### Given exercise
Copy every line from the records below that holds the word "branch".

==========

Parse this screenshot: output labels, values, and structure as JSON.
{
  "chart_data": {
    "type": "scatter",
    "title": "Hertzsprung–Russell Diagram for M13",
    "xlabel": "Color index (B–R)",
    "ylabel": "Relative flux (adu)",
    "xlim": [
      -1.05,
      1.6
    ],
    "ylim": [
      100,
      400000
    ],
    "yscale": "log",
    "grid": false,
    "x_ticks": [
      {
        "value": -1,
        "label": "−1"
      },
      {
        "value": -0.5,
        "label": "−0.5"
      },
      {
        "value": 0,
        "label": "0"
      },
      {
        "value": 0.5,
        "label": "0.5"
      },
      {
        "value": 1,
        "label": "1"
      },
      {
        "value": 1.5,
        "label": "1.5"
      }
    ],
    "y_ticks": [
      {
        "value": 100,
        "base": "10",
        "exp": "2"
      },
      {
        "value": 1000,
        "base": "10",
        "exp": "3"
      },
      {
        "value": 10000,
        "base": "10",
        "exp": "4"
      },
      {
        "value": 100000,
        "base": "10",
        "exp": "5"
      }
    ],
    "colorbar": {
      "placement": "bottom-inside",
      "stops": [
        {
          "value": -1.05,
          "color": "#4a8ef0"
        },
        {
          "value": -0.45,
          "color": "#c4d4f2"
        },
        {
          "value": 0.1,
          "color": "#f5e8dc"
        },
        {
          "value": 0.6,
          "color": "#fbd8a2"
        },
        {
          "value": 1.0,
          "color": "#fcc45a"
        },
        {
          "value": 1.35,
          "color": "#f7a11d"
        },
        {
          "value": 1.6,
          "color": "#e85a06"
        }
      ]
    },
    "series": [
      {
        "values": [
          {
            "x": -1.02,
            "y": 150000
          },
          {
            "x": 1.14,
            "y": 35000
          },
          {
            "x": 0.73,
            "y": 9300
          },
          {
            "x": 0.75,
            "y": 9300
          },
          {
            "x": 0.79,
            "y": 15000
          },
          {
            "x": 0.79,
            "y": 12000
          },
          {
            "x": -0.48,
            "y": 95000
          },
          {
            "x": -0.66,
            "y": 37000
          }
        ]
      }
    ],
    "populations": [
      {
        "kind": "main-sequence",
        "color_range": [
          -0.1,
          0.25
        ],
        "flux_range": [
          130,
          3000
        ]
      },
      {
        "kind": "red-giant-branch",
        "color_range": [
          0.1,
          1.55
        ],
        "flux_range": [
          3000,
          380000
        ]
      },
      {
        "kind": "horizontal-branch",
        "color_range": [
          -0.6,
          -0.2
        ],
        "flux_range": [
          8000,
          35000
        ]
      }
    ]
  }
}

==========

### Solution to this exercise
        "kind": "red-giant-branch",
        "kind": "horizontal-branch",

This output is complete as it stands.